To-do list:
1/ In the extract on homogeneity of variance in ANOVA, under what condition is the $F$ test for mean differences relatively robust to unequal variances?
2/ Render this sentence from the extract on homogeneity of variance in ANOVA into French: "However, unequal variance makes the ANOVA tests less efficient: you lose power to detect significant differences."
3/ Carry on the passage on homogeneity of variance in ANOVA, starting after its final sentence.

Extract:

In classical (Gaussian) univariate ANOVA models, the main interest is typically on
tests of mean differences in a response $y$ according to one or more factors.
The validity of the typical $F$ test, however, relies on the assumption
of _homogeneity of variance_: 
all groups have the same (or similar) variance,
$$
\sigma_1^2 = \sigma_2^2 = \cdots = \sigma_g^2 \; .
$$

It turns out that the $F$ test for differences in means
is relatively robust to violation of this assumption [@Harwell:1992],
as long as the group sample sizes are roughly equal.[^1]
This applies to Type I error $\alpha$ rates, which are not much affected.
However, unequal variance makes the ANOVA tests less efficient: you lose power to detect
significant differences.

[^1]: If group sizes are greatly unequal __and__ homogeneity of variance is violated, then the $F$ statistic is too liberal ($p$ values too large) when large sample variances are associated with small group sizes.
Conversely, the $F$ statistic is too conservative if large variances are associated with large group sizes.

A variety of classical test statistics for homogeneity of variance are available, including
Hartley's $F_{max}$ [@Hartley:1950], Cochran's _C_ [@Cochran:1941],and Bartlett's test [@Bartlett:1937],
but these have been found to have terrible statistical properties [@Rogan:1977], which prompted Box's famous quote.

Entries shown:
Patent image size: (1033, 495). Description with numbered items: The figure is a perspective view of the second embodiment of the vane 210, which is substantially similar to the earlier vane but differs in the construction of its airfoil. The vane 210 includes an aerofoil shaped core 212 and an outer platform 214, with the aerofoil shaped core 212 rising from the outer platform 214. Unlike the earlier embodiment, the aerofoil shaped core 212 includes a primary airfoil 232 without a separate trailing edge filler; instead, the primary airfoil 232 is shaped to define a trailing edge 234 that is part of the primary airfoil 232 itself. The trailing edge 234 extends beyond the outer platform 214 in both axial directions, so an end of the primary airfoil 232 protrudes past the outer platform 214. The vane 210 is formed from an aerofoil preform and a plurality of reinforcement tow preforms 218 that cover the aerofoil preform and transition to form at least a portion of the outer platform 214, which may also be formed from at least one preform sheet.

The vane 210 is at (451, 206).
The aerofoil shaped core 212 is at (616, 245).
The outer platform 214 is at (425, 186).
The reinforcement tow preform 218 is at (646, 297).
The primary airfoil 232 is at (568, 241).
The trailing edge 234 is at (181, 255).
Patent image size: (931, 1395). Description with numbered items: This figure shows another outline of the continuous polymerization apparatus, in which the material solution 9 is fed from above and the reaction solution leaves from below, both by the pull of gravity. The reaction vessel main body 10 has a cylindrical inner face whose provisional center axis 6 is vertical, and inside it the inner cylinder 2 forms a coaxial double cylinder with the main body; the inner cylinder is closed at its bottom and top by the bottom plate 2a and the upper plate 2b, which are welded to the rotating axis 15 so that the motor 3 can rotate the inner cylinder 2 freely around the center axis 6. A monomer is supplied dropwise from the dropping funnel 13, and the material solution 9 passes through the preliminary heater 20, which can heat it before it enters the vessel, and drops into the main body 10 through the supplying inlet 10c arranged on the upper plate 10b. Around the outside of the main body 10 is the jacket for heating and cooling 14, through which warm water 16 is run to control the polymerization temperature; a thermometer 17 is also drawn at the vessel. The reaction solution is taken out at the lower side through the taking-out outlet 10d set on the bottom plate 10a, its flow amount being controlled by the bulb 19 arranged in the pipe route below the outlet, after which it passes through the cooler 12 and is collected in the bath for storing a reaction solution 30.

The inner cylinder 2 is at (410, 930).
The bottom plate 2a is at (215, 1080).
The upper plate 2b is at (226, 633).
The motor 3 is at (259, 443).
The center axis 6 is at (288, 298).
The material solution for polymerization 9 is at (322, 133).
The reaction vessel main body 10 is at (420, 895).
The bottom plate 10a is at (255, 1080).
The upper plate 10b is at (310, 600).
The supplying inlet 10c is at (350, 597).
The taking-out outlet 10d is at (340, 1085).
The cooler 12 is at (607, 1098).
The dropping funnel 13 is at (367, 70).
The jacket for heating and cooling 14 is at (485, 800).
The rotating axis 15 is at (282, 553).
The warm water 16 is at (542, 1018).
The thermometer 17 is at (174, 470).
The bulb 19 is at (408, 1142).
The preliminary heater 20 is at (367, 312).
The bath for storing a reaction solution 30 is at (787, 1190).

Results for the exercise:
1/ When the group sample sizes are roughly equal.

2/ Cependant, une variance inégale rend les tests d'ANOVA moins efficaces : on perd de la puissance pour détecter des différences significatives.

3/
Levene [-@Levene:1960] introduced a different form of test, based on the simple idea that when 
variances are equal across groups, 
the average _absolute values_ of differences between the observations and group means
will also be equal, i.e., substituting an $L_1$ norm for the $L_2$ norm of variance. 
In a one-way design, this is equivalent to a test of group differences in the
means of the auxilliary variable $z_{ij} = | y_{ij} - \bar{y}_i |$.


More robust versions of this test were proposed by @BrownForsythe:1974. These tests
substitute the group mean by either the group **median** or a **trimmed mean** in the ANOVA of the absolute deviations.
Some suggest these should be almost always preferred to Levene's version using the mean deviation.
See @Conover-etal:1981 for an early review and @Gastwirth-etal:2009 for a general discussion of these tests. 
In what follows, we refer to this class of tests as "Levene-type" tests and suggest a 
multivariate extension described below (@sec-mlevene).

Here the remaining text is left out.